**DATA SHOWN**
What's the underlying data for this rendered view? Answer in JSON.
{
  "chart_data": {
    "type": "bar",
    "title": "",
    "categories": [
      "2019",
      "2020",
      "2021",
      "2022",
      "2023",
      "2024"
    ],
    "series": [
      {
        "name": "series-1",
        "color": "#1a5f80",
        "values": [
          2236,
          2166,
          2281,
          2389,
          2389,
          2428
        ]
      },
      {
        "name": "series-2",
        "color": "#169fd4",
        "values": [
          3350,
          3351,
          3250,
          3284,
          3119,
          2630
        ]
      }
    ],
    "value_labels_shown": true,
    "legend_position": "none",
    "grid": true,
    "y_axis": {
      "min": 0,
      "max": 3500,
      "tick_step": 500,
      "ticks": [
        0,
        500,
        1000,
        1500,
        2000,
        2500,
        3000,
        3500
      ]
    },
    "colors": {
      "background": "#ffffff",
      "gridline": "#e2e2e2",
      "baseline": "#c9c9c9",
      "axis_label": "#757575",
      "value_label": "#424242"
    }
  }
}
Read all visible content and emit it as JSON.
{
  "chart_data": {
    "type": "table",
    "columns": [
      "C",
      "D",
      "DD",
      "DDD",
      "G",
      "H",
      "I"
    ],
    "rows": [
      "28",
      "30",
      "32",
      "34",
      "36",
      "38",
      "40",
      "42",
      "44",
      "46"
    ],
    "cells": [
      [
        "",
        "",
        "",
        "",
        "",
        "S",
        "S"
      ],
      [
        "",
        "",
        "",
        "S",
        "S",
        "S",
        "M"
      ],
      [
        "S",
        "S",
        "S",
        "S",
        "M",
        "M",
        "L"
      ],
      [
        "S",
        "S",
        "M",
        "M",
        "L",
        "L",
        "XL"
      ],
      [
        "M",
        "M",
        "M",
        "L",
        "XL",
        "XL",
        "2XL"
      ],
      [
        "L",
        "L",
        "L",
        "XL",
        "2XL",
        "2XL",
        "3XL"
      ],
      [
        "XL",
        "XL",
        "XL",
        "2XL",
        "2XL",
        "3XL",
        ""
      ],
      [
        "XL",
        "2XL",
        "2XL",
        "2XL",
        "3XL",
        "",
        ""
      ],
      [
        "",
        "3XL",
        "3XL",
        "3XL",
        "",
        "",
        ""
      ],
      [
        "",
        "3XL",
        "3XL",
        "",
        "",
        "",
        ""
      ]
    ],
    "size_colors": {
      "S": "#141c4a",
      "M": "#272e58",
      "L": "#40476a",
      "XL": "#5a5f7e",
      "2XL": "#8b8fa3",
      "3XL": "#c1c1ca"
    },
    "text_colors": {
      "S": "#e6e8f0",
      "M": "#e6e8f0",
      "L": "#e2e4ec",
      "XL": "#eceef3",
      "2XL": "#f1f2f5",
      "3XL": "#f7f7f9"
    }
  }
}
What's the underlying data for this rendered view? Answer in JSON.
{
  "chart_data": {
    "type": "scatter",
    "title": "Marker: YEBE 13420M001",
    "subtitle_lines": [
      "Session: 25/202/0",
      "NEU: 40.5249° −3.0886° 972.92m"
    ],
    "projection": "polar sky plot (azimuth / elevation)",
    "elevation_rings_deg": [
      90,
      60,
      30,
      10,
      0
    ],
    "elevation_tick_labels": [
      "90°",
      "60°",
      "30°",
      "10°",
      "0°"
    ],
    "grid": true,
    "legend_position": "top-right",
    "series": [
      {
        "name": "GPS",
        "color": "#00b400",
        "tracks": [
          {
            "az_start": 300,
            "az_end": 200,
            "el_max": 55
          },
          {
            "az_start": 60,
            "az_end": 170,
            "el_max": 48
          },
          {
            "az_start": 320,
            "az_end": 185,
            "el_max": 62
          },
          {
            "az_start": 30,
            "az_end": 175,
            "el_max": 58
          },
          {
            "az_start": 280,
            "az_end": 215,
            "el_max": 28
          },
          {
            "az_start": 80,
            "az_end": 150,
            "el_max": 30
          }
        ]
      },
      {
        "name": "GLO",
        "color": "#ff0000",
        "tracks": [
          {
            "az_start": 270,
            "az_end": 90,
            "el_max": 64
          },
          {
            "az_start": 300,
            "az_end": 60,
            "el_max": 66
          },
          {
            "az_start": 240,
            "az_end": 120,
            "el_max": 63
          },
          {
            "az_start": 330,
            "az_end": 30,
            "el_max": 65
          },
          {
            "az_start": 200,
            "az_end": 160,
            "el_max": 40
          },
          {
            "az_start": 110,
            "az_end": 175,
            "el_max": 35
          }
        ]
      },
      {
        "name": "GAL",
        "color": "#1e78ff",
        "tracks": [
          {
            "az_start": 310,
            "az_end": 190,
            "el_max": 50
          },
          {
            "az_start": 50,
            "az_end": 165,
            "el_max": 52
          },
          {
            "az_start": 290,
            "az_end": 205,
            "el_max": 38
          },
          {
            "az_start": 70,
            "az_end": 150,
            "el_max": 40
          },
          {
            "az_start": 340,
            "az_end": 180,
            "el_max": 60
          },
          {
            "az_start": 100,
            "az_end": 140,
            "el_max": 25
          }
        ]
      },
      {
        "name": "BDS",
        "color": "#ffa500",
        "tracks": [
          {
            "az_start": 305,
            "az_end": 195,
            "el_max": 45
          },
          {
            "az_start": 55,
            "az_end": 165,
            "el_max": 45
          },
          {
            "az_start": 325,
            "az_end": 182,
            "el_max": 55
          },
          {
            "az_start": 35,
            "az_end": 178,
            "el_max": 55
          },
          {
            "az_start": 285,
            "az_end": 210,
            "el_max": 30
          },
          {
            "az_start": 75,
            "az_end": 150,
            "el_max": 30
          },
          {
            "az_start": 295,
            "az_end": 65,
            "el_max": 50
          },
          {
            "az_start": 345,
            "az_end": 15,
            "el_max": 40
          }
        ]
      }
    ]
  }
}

**WHAT IS BEING ASKED**
Nothing may be left out: return each entry exactly as it reads.

**EXERCISE OUTPUT**
What's the underlying data for this rendered view? Answer in JSON.
{
  "chart_data": {
    "type": "bar",
    "title": "",
    "categories": [
      "2019",
      "2020",
      "2021",
      "2022",
      "2023",
      "2024"
    ],
    "series": [
      {
        "name": "series-1",
        "color": "#1a5f80",
        "values": [
          2236,
          2166,
          2281,
          2389,
          2389,
          2428
        ]
      },
      {
        "name": "series-2",
        "color": "#169fd4",
        "values": [
          3350,
          3351,
          3250,
          3284,
          3119,
          2630
        ]
      }
    ],
    "value_labels_shown": true,
    "legend_position": "none",
    "grid": true,
    "y_axis": {
      "min": 0,
      "max": 3500,
      "tick_step": 500,
      "ticks": [
        0,
        500,
        1000,
        1500,
        2000,
        2500,
        3000,
        3500
      ]
    },
    "colors": {
      "background": "#ffffff",
      "gridline": "#e2e2e2",
      "baseline": "#c9c9c9",
      "axis_label": "#757575",
      "value_label": "#424242"
    }
  }
}
Read all visible content and emit it as JSON.
{
  "chart_data": {
    "type": "table",
    "columns": [
      "C",
      "D",
      "DD",
      "DDD",
      "G",
      "H",
      "I"
    ],
    "rows": [
      "28",
      "30",
      "32",
      "34",
      "36",
      "38",
      "40",
      "42",
      "44",
      "46"
    ],
    "cells": [
      [
        "",
        "",
        "",
        "",
        "",
        "S",
        "S"
      ],
      [
        "",
        "",
        "",
        "S",
        "S",
        "S",
        "M"
      ],
      [
        "S",
        "S",
        "S",
        "S",
        "M",
        "M",
        "L"
      ],
      [
        "S",
        "S",
        "M",
        "M",
        "L",
        "L",
        "XL"
      ],
      [
        "M",
        "M",
        "M",
        "L",
        "XL",
        "XL",
        "2XL"
      ],
      [
        "L",
        "L",
        "L",
        "XL",
        "2XL",
        "2XL",
        "3XL"
      ],
      [
        "XL",
        "XL",
        "XL",
        "2XL",
        "2XL",
        "3XL",
        ""
      ],
      [
        "XL",
        "2XL",
        "2XL",
        "2XL",
        "3XL",
        "",
        ""
      ],
      [
        "",
        "3XL",
        "3XL",
        "3XL",
        "",
        "",
        ""
      ],
      [
        "",
        "3XL",
        "3XL",
        "",
        "",
        "",
        ""
      ]
    ],
    "size_colors": {
      "S": "#141c4a",
      "M": "#272e58",
      "L": "#40476a",
      "XL": "#5a5f7e",
      "2XL": "#8b8fa3",
      "3XL": "#c1c1ca"
    },
    "text_colors": {
      "S": "#e6e8f0",
      "M": "#e6e8f0",
      "L": "#e2e4ec",
      "XL": "#eceef3",
      "2XL": "#f1f2f5",
      "3XL": "#f7f7f9"
    }
  }
}
What's the underlying data for this rendered view? Answer in JSON.
{
  "chart_data": {
    "type": "scatter",
    "title": "Marker: YEBE 13420M001",
    "subtitle_lines": [
      "Session: 25/202/0",
      "NEU: 40.5249° −3.0886° 972.92m"
    ],
    "projection": "polar sky plot (azimuth / elevation)",
    "elevation_rings_deg": [
      90,
      60,
      30,
      10,
      0
    ],
    "elevation_tick_labels": [
      "90°",
      "60°",
      "30°",
      "10°",
      "0°"
    ],
    "grid": true,
    "legend_position": "top-right",
    "series": [
      {
        "name": "GPS",
        "color": "#00b400",
        "tracks": [
          {
            "az_start": 300,
            "az_end": 200,
            "el_max": 55
          },
          {
            "az_start": 60,
            "az_end": 170,
            "el_max": 48
          },
          {
            "az_start": 320,
            "az_end": 185,
            "el_max": 62
          },
          {
            "az_start": 30,
            "az_end": 175,
            "el_max": 58
          },
          {
            "az_start": 280,
            "az_end": 215,
            "el_max": 28
          },
          {
            "az_start": 80,
            "az_end": 150,
            "el_max": 30
          }
        ]
      },
      {
        "name": "GLO",
        "color": "#ff0000",
        "tracks": [
          {
            "az_start": 270,
            "az_end": 90,
            "el_max": 64
          },
          {
            "az_start": 300,
            "az_end": 60,
            "el_max": 66
          },
          {
            "az_start": 240,
            "az_end": 120,
            "el_max": 63
          },
          {
            "az_start": 330,
            "az_end": 30,
            "el_max": 65
          },
          {
            "az_start": 200,
            "az_end": 160,
            "el_max": 40
          },
          {
            "az_start": 110,
            "az_end": 175,
            "el_max": 35
          }
        ]
      },
      {
        "name": "GAL",
        "color": "#1e78ff",
        "tracks": [
          {
            "az_start": 310,
            "az_end": 190,
            "el_max": 50
          },
          {
            "az_start": 50,
            "az_end": 165,
            "el_max": 52
          },
          {
            "az_start": 290,
            "az_end": 205,
            "el_max": 38
          },
          {
            "az_start": 70,
            "az_end": 150,
            "el_max": 40
          },
          {
            "az_start": 340,
            "az_end": 180,
            "el_max": 60
          },
          {
            "az_start": 100,
            "az_end": 140,
            "el_max": 25
          }
        ]
      },
      {
        "name": "BDS",
        "color": "#ffa500",
        "tracks": [
          {
            "az_start": 305,
            "az_end": 195,
            "el_max": 45
          },
          {
            "az_start": 55,
            "az_end": 165,
            "el_max": 45
          },
          {
            "az_start": 325,
            "az_end": 182,
            "el_max": 55
          },
          {
            "az_start": 35,
            "az_end": 178,
            "el_max": 55
          },
          {
            "az_start": 285,
            "az_end": 210,
            "el_max": 30
          },
          {
            "az_start": 75,
            "az_end": 150,
            "el_max": 30
          },
          {
            "az_start": 295,
            "az_end": 65,
            "el_max": 50
          },
          {
            "az_start": 345,
            "az_end": 15,
            "el_max": 40
          }
        ]
      }
    ]
  }
}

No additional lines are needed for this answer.